(Extracted records)
····················
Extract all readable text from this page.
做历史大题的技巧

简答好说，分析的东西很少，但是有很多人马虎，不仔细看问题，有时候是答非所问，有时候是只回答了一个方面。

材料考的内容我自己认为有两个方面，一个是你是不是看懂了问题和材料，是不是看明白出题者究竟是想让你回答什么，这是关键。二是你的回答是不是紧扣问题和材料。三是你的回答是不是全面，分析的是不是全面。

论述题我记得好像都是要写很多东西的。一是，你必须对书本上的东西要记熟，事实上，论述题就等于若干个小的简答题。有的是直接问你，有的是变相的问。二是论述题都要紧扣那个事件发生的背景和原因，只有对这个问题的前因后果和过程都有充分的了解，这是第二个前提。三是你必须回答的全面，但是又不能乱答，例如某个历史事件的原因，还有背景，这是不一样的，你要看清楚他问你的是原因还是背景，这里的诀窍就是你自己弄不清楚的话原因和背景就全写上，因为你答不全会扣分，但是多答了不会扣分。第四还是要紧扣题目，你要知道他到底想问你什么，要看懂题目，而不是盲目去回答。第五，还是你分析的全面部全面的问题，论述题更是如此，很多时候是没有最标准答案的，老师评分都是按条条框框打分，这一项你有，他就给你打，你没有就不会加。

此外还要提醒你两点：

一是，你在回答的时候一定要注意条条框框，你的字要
····················
**Written problem**
All of the entries must be quoted exactly; please include each one.

**Correct response**
Extract all readable text from this page.
做历史大题的技巧

简答好说，分析的东西很少，但是有很多人马虎，不仔细看问题，有时候是答非所问，有时候是只回答了一个方面。

材料考的内容我自己认为有两个方面，一个是你是不是看懂了问题和材料，是不是看明白出题者究竟是想让你回答什么，这是关键。二是你的回答是不是紧扣问题和材料。三是你的回答是不是全面，分析的是不是全面。

论述题我记得好像都是要写很多东西的。一是，你必须对书本上的东西要记熟，事实上，论述题就等于若干个小的简答题。有的是直接问你，有的是变相的问。二是论述题都要紧扣那个事件发生的背景和原因，只有对这个问题的前因后果和过程都有充分的了解，这是第二个前提。三是你必须回答的全面，但是又不能乱答，例如某个历史事件的原因，还有背景，这是不一样的，你要看清楚他问你的是原因还是背景，这里的诀窍就是你自己弄不清楚的话原因和背景就全写上，因为你答不全会扣分，但是多答了不会扣分。第四还是要紧扣题目，你要知道他到底想问你什么，要看懂题目，而不是盲目去回答。第五，还是你分析的全面部全面的问题，论述题更是如此，很多时候是没有最标准答案的，老师评分都是按条条框框打分，这一项你有，他就给你打，你没有就不会加。

此外还要提醒你两点：

一是，你在回答的时候一定要注意条条框框，你的字要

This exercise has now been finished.